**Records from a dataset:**
○ ○ ○ ○ ○ ○ ○

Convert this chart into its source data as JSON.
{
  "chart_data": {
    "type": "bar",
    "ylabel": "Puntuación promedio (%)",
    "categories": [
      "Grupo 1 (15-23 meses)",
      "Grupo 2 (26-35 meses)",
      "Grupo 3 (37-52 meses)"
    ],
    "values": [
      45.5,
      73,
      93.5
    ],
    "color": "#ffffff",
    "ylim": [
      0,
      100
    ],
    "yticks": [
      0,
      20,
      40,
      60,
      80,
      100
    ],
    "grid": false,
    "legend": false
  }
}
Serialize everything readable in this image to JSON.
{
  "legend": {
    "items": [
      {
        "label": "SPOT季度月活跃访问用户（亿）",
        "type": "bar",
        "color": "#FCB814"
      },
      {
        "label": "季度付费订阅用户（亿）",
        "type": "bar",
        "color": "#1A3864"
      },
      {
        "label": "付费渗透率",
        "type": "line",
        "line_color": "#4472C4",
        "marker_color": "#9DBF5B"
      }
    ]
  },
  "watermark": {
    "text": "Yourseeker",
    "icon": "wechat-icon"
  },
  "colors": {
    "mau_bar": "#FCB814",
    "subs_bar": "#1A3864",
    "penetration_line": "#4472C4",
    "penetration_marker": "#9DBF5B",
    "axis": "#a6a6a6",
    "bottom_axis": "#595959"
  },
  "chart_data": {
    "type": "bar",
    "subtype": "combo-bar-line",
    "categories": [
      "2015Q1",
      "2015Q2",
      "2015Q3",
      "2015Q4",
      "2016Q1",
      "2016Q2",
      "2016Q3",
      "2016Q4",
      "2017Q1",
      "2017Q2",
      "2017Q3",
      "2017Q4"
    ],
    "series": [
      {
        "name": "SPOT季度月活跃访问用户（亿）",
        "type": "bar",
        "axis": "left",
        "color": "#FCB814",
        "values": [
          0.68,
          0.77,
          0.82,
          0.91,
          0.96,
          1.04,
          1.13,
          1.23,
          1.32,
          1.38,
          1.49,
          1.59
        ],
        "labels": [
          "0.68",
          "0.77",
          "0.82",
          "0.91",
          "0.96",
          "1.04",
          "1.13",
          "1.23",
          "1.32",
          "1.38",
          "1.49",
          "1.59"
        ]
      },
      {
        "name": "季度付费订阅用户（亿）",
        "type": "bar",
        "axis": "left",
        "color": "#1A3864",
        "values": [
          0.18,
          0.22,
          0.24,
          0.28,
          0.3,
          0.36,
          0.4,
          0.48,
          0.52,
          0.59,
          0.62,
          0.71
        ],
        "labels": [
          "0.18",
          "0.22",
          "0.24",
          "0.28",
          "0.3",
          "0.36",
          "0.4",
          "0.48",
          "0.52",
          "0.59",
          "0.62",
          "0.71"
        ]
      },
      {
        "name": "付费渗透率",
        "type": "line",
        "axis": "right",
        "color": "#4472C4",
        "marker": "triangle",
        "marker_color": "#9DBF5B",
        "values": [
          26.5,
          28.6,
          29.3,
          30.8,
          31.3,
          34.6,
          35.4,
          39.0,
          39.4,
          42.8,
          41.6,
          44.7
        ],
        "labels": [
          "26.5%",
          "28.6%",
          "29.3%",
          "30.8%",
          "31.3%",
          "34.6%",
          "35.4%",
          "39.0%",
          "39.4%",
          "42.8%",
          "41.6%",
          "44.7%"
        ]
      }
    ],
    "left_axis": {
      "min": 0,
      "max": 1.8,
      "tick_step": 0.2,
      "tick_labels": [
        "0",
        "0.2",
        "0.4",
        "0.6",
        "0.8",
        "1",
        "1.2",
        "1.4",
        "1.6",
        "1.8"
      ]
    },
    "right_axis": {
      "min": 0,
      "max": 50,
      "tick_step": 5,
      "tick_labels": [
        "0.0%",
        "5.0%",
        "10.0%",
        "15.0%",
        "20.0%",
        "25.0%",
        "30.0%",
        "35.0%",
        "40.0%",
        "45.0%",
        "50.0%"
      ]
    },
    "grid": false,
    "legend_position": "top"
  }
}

○ ○ ○ ○ ○ ○ ○

**Your objective:** Find "meses". Copy every line it occurs in.

**Task output:**
      "Grupo 1 (15-23 meses)",
      "Grupo 2 (26-35 meses)",
      "Grupo 3 (37-52 meses)"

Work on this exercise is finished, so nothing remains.